• [Aim]: Pick out all lines with the word "张强的速度" from the records that follow.

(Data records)
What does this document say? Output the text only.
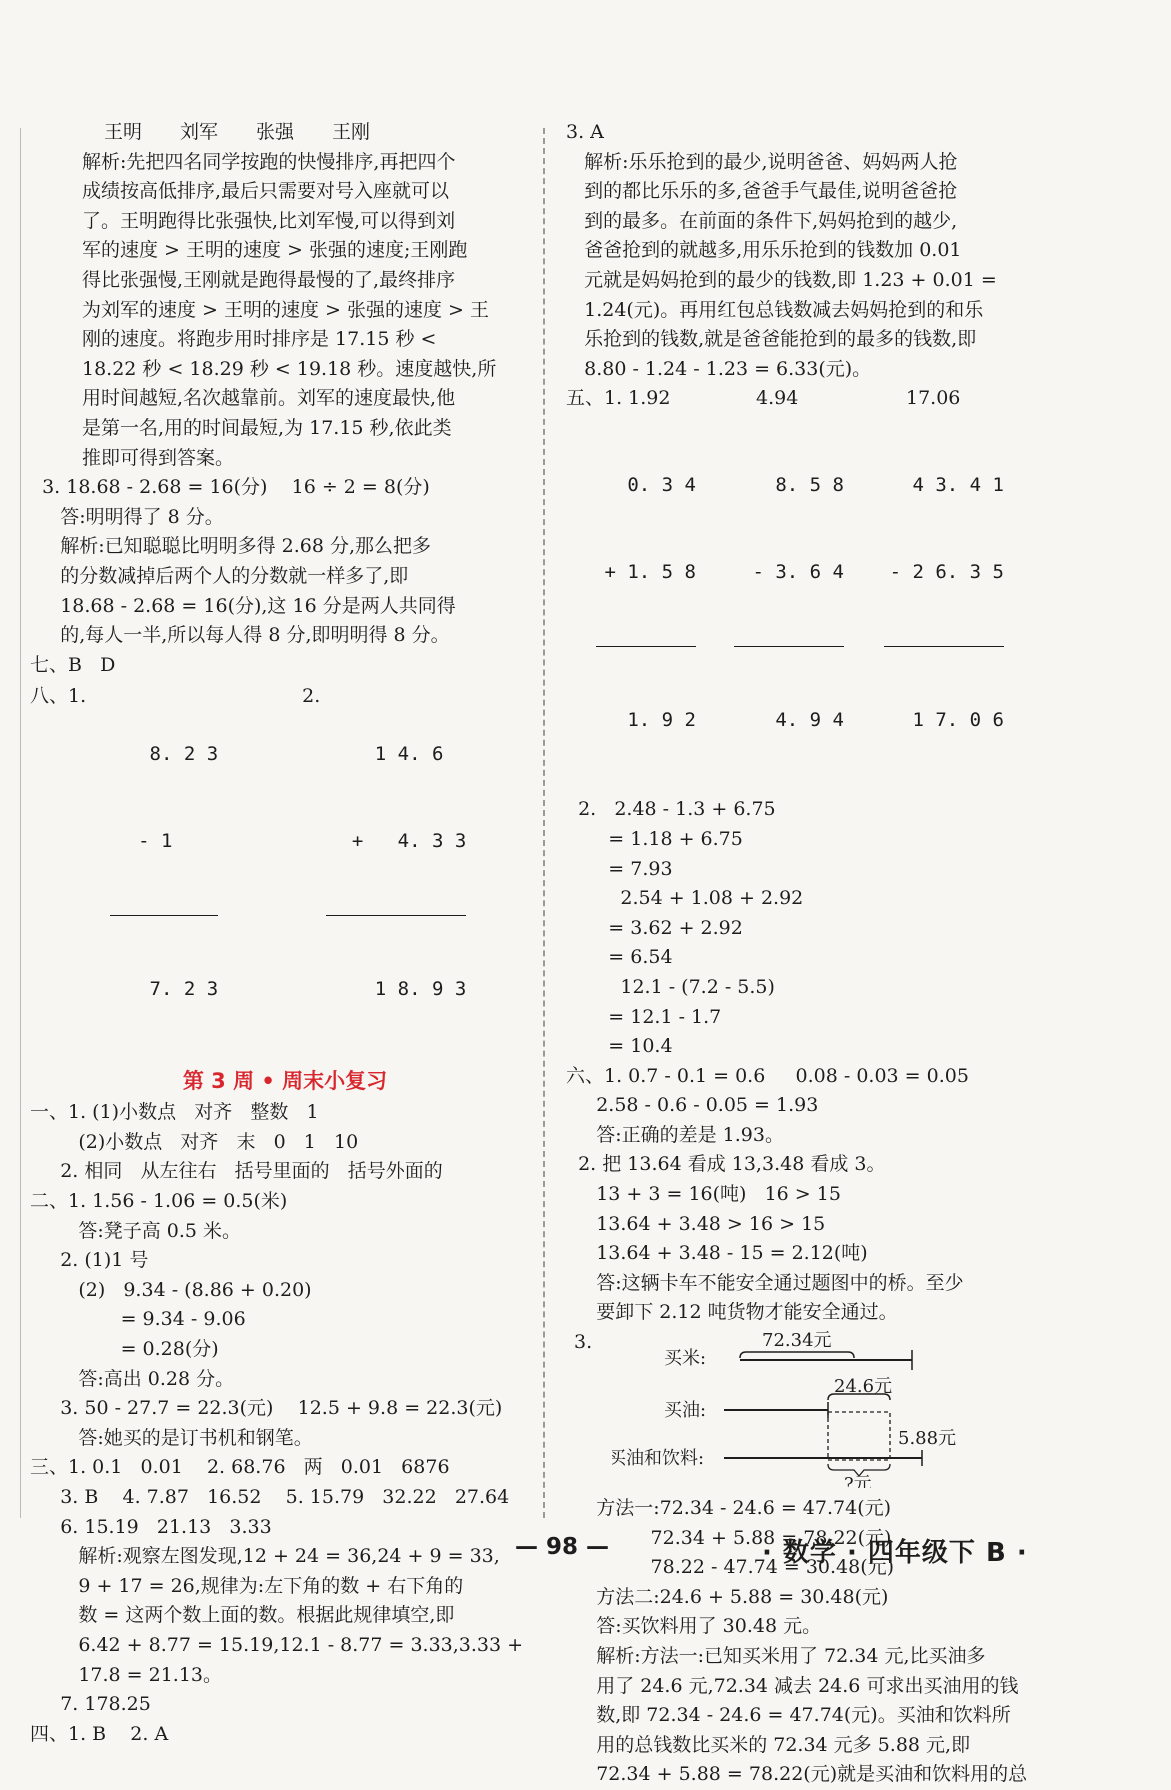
王明 刘军 张强 王刚
解析:先把四名同学按跑的快慢排序,再把四个
成绩按高低排序,最后只需要对号入座就可以
了。王明跑得比张强快,比刘军慢,可以得到刘
军的速度 > 王明的速度 > 张强的速度;王刚跑
得比张强慢,王刚就是跑得最慢的了,最终排序
为刘军的速度 > 王明的速度 > 张强的速度 > 王
刚的速度。将跑步用时排序是 17.15 秒 <
18.22 秒 < 18.29 秒 < 19.18 秒。速度越快,所
用时间越短,名次越靠前。刘军的速度最快,他
是第一名,用的时间最短,为 17.15 秒,依此类
推即可得到答案。
3. 18.68 - 2.68 = 16(分)    16 ÷ 2 = 8(分)
答:明明得了 8 分。
解析:已知聪聪比明明多得 2.68 分,那么把多
的分数减掉后两个人的分数就一样多了,即
18.68 - 2.68 = 16(分),这 16 分是两人共同得
的,每人一半,所以每人得 8 分,即明明得 8 分。
七、B   D
八、1.

8. 2 3

- 1

7. 2 3

2.

1 4. 6

+   4. 3 3

1 8. 9 3

第 3 周 • 周末小复习
一、1. (1)小数点   对齐   整数   1
(2)小数点   对齐   末   0   1   10
2. 相同   从左往右   括号里面的   括号外面的
二、1. 1.56 - 1.06 = 0.5(米)
答:凳子高 0.5 米。
2. (1)1 号
(2)   9.34 - (8.86 + 0.20)
= 9.34 - 9.06
= 0.28(分)
答:高出 0.28 分。
3. 50 - 27.7 = 22.3(元)    12.5 + 9.8 = 22.3(元)
答:她买的是订书机和钢笔。
三、1. 0.1   0.01    2. 68.76   两   0.01   6876
3. B    4. 7.87   16.52    5. 15.79   32.22   27.64
6. 15.19   21.13   3.33
解析:观察左图发现,12 + 24 = 36,24 + 9 = 33,
9 + 17 = 26,规律为:左下角的数 + 右下角的
数 = 这两个数上面的数。根据此规律填空,即
6.42 + 8.77 = 15.19,12.1 - 8.77 = 3.33,3.33 +
17.8 = 21.13。
7. 178.25
四、1. B    2. A
3. A
解析:乐乐抢到的最少,说明爸爸、妈妈两人抢
到的都比乐乐的多,爸爸手气最佳,说明爸爸抢
到的最多。在前面的条件下,妈妈抢到的越少,
爸爸抢到的就越多,用乐乐抢到的钱数加 0.01
元就是妈妈抢到的最少的钱数,即 1.23 + 0.01 =
1.24(元)。再用红包总钱数减去妈妈抢到的和乐
乐抢到的钱数,就是爸爸能抢到的最多的钱数,即
8.80 - 1.24 - 1.23 = 6.33(元)。
五、1. 1.92	4.94	17.06

0. 3 4

+ 1. 5 8

1. 9 2

8. 5 8

- 3. 6 4

4. 9 4

4 3. 4 1

- 2 6. 3 5

1 7. 0 6

2.   2.48 - 1.3 + 6.75
= 1.18 + 6.75
= 7.93
2.54 + 1.08 + 2.92
= 3.62 + 2.92
= 6.54
12.1 - (7.2 - 5.5)
= 12.1 - 1.7
= 10.4
六、1. 0.7 - 0.1 = 0.6     0.08 - 0.03 = 0.05
2.58 - 0.6 - 0.05 = 1.93
答:正确的差是 1.93。
2. 把 13.64 看成 13,3.48 看成 3。
13 + 3 = 16(吨)   16 > 15
13.64 + 3.48 > 16 > 15
13.64 + 3.48 - 15 = 2.12(吨)
答:这辆卡车不能安全通过题图中的桥。至少
要卸下 2.12 吨货物才能安全通过。
3.	72.34元
买米:
24.6元
买油:
5.88元
买油和饮料:
?元
方法一:72.34 - 24.6 = 47.74(元)
72.34 + 5.88 = 78.22(元)
78.22 - 47.74 = 30.48(元)
方法二:24.6 + 5.88 = 30.48(元)
答:买饮料用了 30.48 元。
解析:方法一:已知买米用了 72.34 元,比买油多
用了 24.6 元,72.34 减去 24.6 可求出买油用的钱
数,即 72.34 - 24.6 = 47.74(元)。买油和饮料所
用的总钱数比买米的 72.34 元多 5.88 元,即
72.34 + 5.88 = 78.22(元)就是买油和饮料用的总
— 98 —	· 数学 · 四年级下 B ·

• [Answer in full]:
军的速度 > 王明的速度 > 张强的速度;王刚跑
为刘军的速度 > 王明的速度 > 张强的速度 > 王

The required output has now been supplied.